What this task involves: Return all lines in the material below that contain "structured".

*** Provided entries

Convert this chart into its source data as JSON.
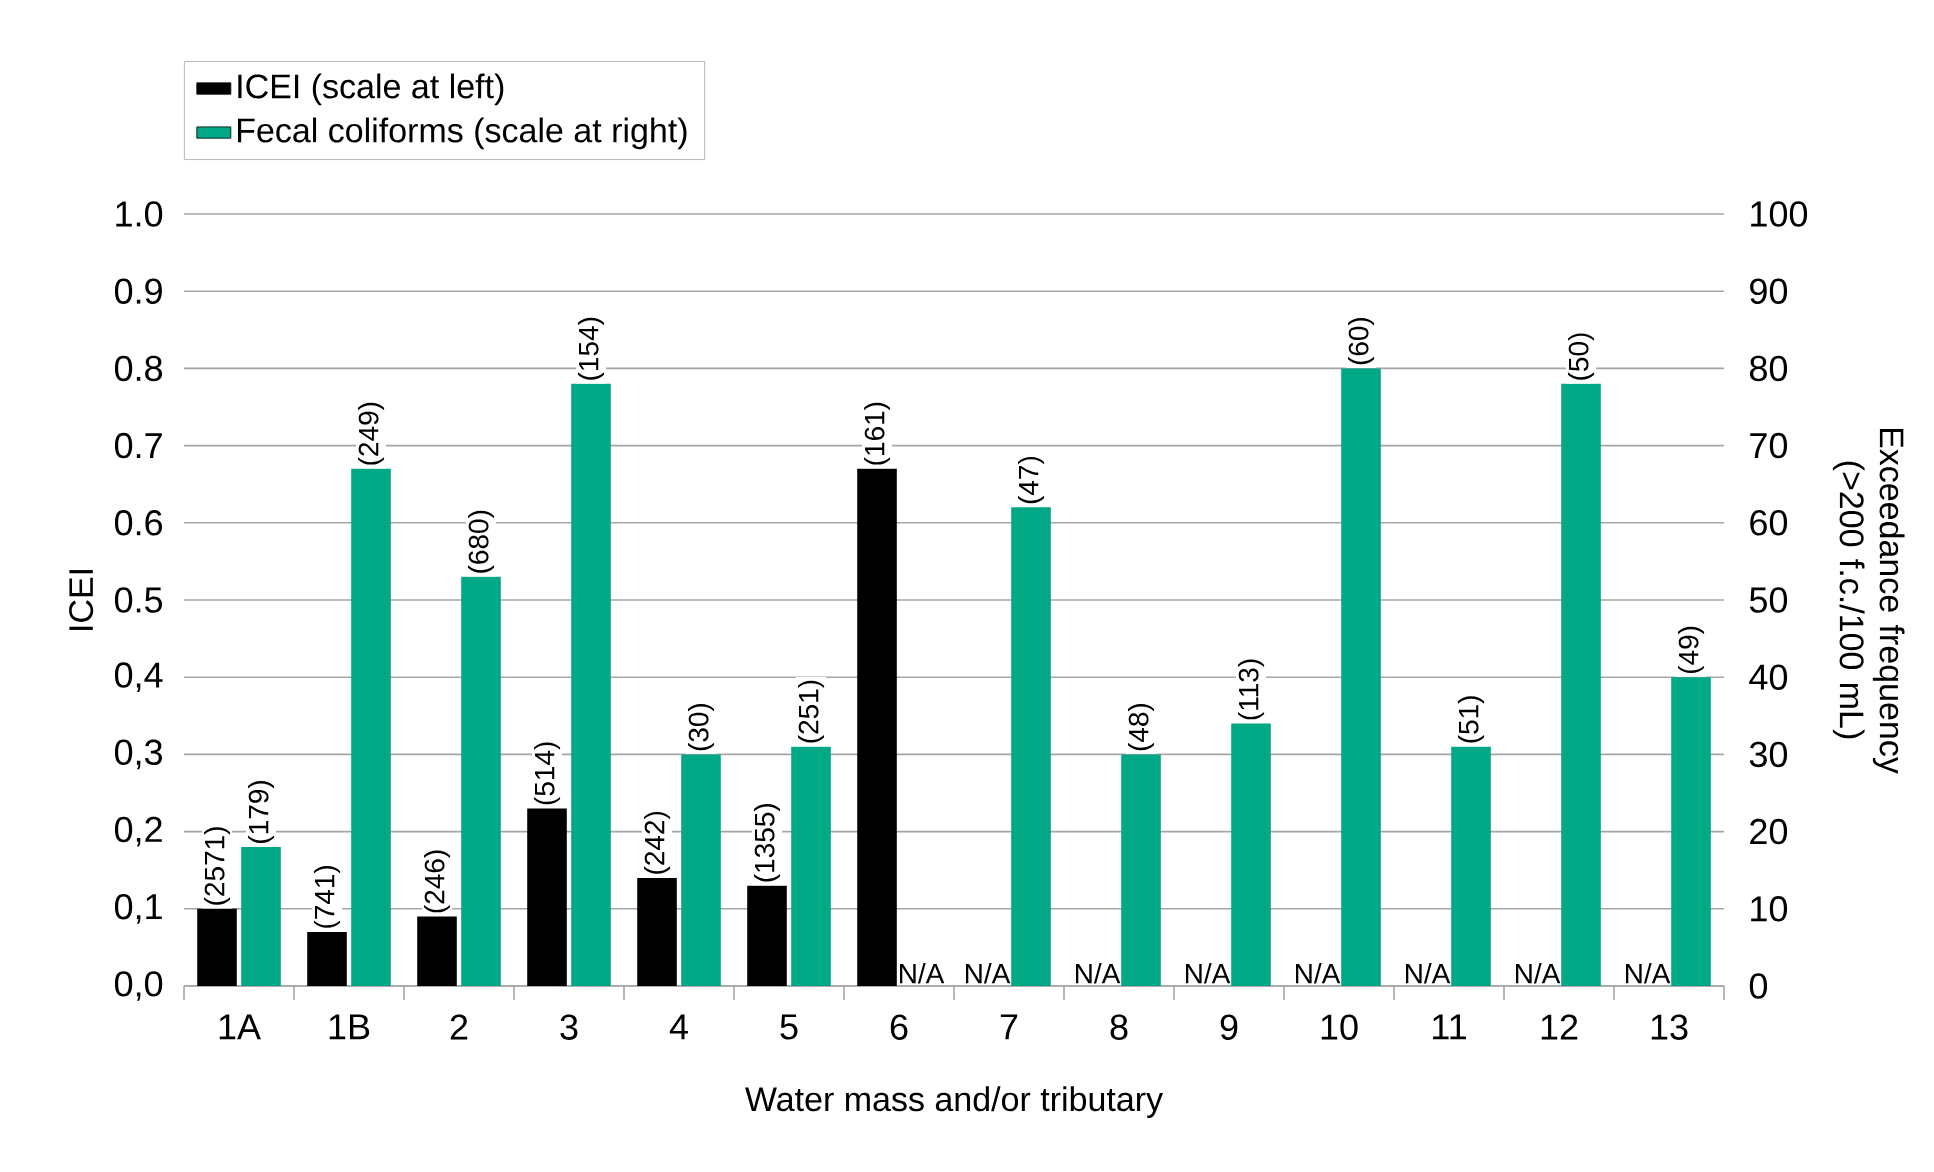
{
  "chart_data": {
    "type": "bar",
    "xlabel": "Water mass and/or tributary",
    "ylabel": "ICEI",
    "y2label": "Exceedance frequency (>200 f.c./100 mL)",
    "categories": [
      "1A",
      "1B",
      "2",
      "3",
      "4",
      "5",
      "6",
      "7",
      "8",
      "9",
      "10",
      "11",
      "12",
      "13"
    ],
    "series": [
      {
        "name": "ICEI (scale at left)",
        "color": "#000000",
        "values": [
          0.1,
          0.07,
          0.09,
          0.23,
          0.14,
          0.13,
          0.67,
          null,
          null,
          null,
          null,
          null,
          null,
          null
        ]
      },
      {
        "name": "Fecal coliforms (scale at right)",
        "color": "#00a886",
        "axis": "y2",
        "values": [
          18,
          67,
          53,
          78,
          30,
          31,
          null,
          62,
          30,
          34,
          80,
          31,
          78,
          40
        ]
      }
    ],
    "annotations": [
      {
        "text": "(2571)",
        "x": "1A",
        "y": 0.1
      },
      {
        "text": "(179)",
        "x": "1A",
        "y": 0.18
      },
      {
        "text": "(741)",
        "x": "1B",
        "y": 0.07
      },
      {
        "text": "(249)",
        "x": "1B",
        "y": 0.67
      },
      {
        "text": "(246)",
        "x": "2",
        "y": 0.09
      },
      {
        "text": "(680)",
        "x": "2",
        "y": 0.53
      },
      {
        "text": "(514)",
        "x": "3",
        "y": 0.23
      },
      {
        "text": "(154)",
        "x": "3",
        "y": 0.78
      },
      {
        "text": "(242)",
        "x": "4",
        "y": 0.14
      },
      {
        "text": "(30)",
        "x": "4",
        "y": 0.3
      },
      {
        "text": "(1355)",
        "x": "5",
        "y": 0.13
      },
      {
        "text": "(251)",
        "x": "5",
        "y": 0.31
      },
      {
        "text": "(161)",
        "x": "6",
        "y": 0.67
      },
      {
        "text": "N/A",
        "x": "6",
        "y": 0
      },
      {
        "text": "N/A",
        "x": "7",
        "y": 0
      },
      {
        "text": "(47)",
        "x": "7",
        "y": 0.62
      },
      {
        "text": "N/A",
        "x": "8",
        "y": 0
      },
      {
        "text": "(48)",
        "x": "8",
        "y": 0.3
      },
      {
        "text": "N/A",
        "x": "9",
        "y": 0
      },
      {
        "text": "(113)",
        "x": "9",
        "y": 0.34
      },
      {
        "text": "N/A",
        "x": "10",
        "y": 0
      },
      {
        "text": "(60)",
        "x": "10",
        "y": 0.8
      },
      {
        "text": "N/A",
        "x": "11",
        "y": 0
      },
      {
        "text": "(51)",
        "x": "11",
        "y": 0.31
      },
      {
        "text": "N/A",
        "x": "12",
        "y": 0
      },
      {
        "text": "(50)",
        "x": "12",
        "y": 0.78
      },
      {
        "text": "N/A",
        "x": "13",
        "y": 0
      },
      {
        "text": "(49)",
        "x": "13",
        "y": 0.4
      }
    ],
    "ylim": [
      0,
      1
    ],
    "yticks": [
      {
        "value": 0,
        "label": "0,0"
      },
      {
        "value": 0.1,
        "label": "0,1"
      },
      {
        "value": 0.2,
        "label": "0,2"
      },
      {
        "value": 0.3,
        "label": "0,3"
      },
      {
        "value": 0.4,
        "label": "0,4"
      },
      {
        "value": 0.5,
        "label": "0.5"
      },
      {
        "value": 0.6,
        "label": "0.6"
      },
      {
        "value": 0.7,
        "label": "0.7"
      },
      {
        "value": 0.8,
        "label": "0.8"
      },
      {
        "value": 0.9,
        "label": "0.9"
      },
      {
        "value": 1,
        "label": "1.0"
      }
    ],
    "y2lim": [
      0,
      100
    ],
    "y2ticks": [
      0,
      10,
      20,
      30,
      40,
      50,
      60,
      70,
      80,
      90,
      100
    ],
    "grid": "y",
    "legend": "top left"
  }
}
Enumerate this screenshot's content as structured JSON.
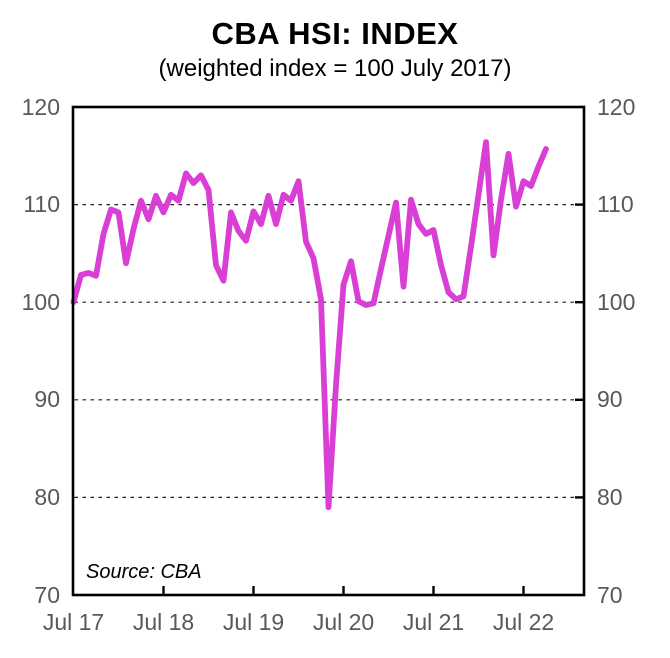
{
  "header": {
    "title": "CBA HSI: INDEX",
    "subtitle": "(weighted index = 100 July 2017)"
  },
  "chart_data": {
    "type": "line",
    "title": "CBA HSI: INDEX",
    "subtitle": "(weighted index = 100 July 2017)",
    "series_name": "CBA HSI weighted index",
    "source": "Source: CBA",
    "line_color": "#DA3FD5",
    "axis_label_color": "#58595b",
    "background_color": "#ffffff",
    "legend": "none",
    "grid": "horizontal dashed at 80, 90, 100, 110",
    "ylim": [
      70,
      120
    ],
    "y_ticks": [
      120,
      110,
      100,
      90,
      80,
      70
    ],
    "gridlines_at": [
      110,
      100,
      90,
      80
    ],
    "x_tick_labels": [
      "Jul 17",
      "Jul 18",
      "Jul 19",
      "Jul 20",
      "Jul 21",
      "Jul 22"
    ],
    "months_per_tick": 12,
    "x": [
      "Jul 17",
      "Aug 17",
      "Sep 17",
      "Oct 17",
      "Nov 17",
      "Dec 17",
      "Jan 18",
      "Feb 18",
      "Mar 18",
      "Apr 18",
      "May 18",
      "Jun 18",
      "Jul 18",
      "Aug 18",
      "Sep 18",
      "Oct 18",
      "Nov 18",
      "Dec 18",
      "Jan 19",
      "Feb 19",
      "Mar 19",
      "Apr 19",
      "May 19",
      "Jun 19",
      "Jul 19",
      "Aug 19",
      "Sep 19",
      "Oct 19",
      "Nov 19",
      "Dec 19",
      "Jan 20",
      "Feb 20",
      "Mar 20",
      "Apr 20",
      "May 20",
      "Jun 20",
      "Jul 20",
      "Aug 20",
      "Sep 20",
      "Oct 20",
      "Nov 20",
      "Dec 20",
      "Jan 21",
      "Feb 21",
      "Mar 21",
      "Apr 21",
      "May 21",
      "Jun 21",
      "Jul 21",
      "Aug 21",
      "Sep 21",
      "Oct 21",
      "Nov 21",
      "Dec 21",
      "Jan 22",
      "Feb 22",
      "Mar 22",
      "Apr 22",
      "May 22",
      "Jun 22",
      "Jul 22",
      "Aug 22",
      "Sep 22",
      "Oct 22"
    ],
    "values": [
      100.0,
      102.8,
      103.0,
      102.7,
      107.0,
      109.5,
      109.2,
      104.0,
      107.5,
      110.4,
      108.5,
      110.9,
      109.2,
      111.0,
      110.4,
      113.2,
      112.2,
      113.0,
      111.5,
      103.8,
      102.2,
      109.2,
      107.3,
      106.3,
      109.3,
      108.0,
      110.9,
      108.0,
      111.0,
      110.4,
      112.4,
      106.2,
      104.5,
      100.3,
      79.0,
      91.5,
      101.8,
      104.2,
      100.1,
      99.7,
      99.9,
      103.4,
      106.8,
      110.2,
      101.6,
      110.5,
      108.0,
      107.0,
      107.4,
      103.8,
      101.0,
      100.3,
      100.6,
      105.7,
      111.0,
      116.4,
      104.8,
      110.5,
      115.2,
      109.8,
      112.4,
      111.9,
      113.9,
      115.7
    ]
  }
}
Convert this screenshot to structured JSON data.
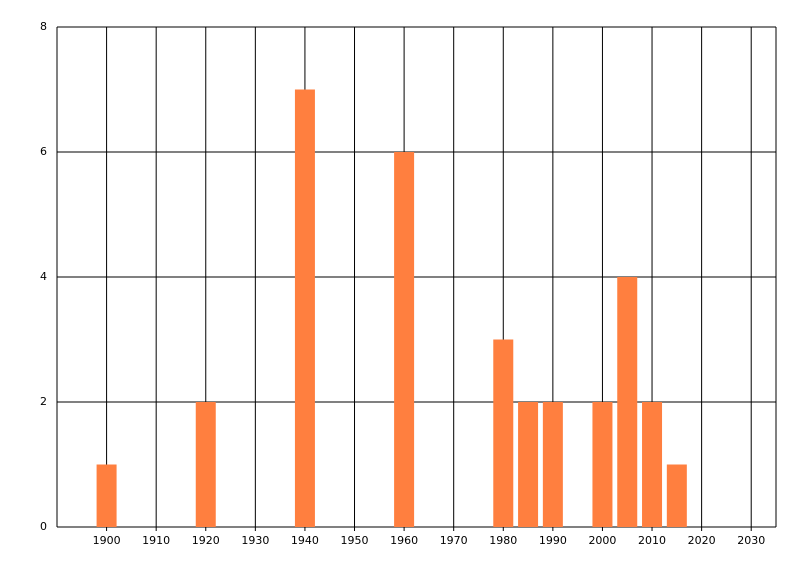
{
  "chart_data": {
    "type": "bar",
    "x": [
      1900,
      1920,
      1940,
      1960,
      1980,
      1985,
      1990,
      2000,
      2005,
      2010,
      2015
    ],
    "values": [
      1,
      2,
      7,
      6,
      3,
      2,
      2,
      2,
      4,
      2,
      1
    ],
    "color": "#ff7f3f",
    "xlim": [
      1890,
      2035
    ],
    "xticks": [
      1900,
      1910,
      1920,
      1930,
      1940,
      1950,
      1960,
      1970,
      1980,
      1990,
      2000,
      2010,
      2020,
      2030
    ],
    "ylim": [
      0,
      8
    ],
    "yticks": [
      0,
      2,
      4,
      6,
      8
    ],
    "grid": true
  }
}
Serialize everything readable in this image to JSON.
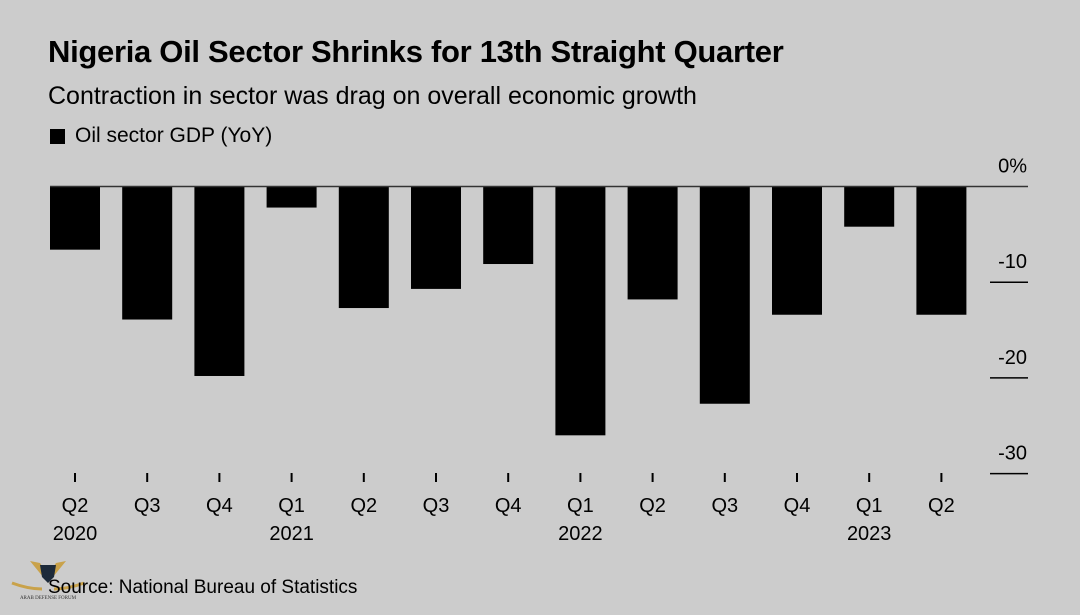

******

Result of this exercise:
Enumerate this screenshot's content as structured JSON.
Convert this screenshot to structured JSON data.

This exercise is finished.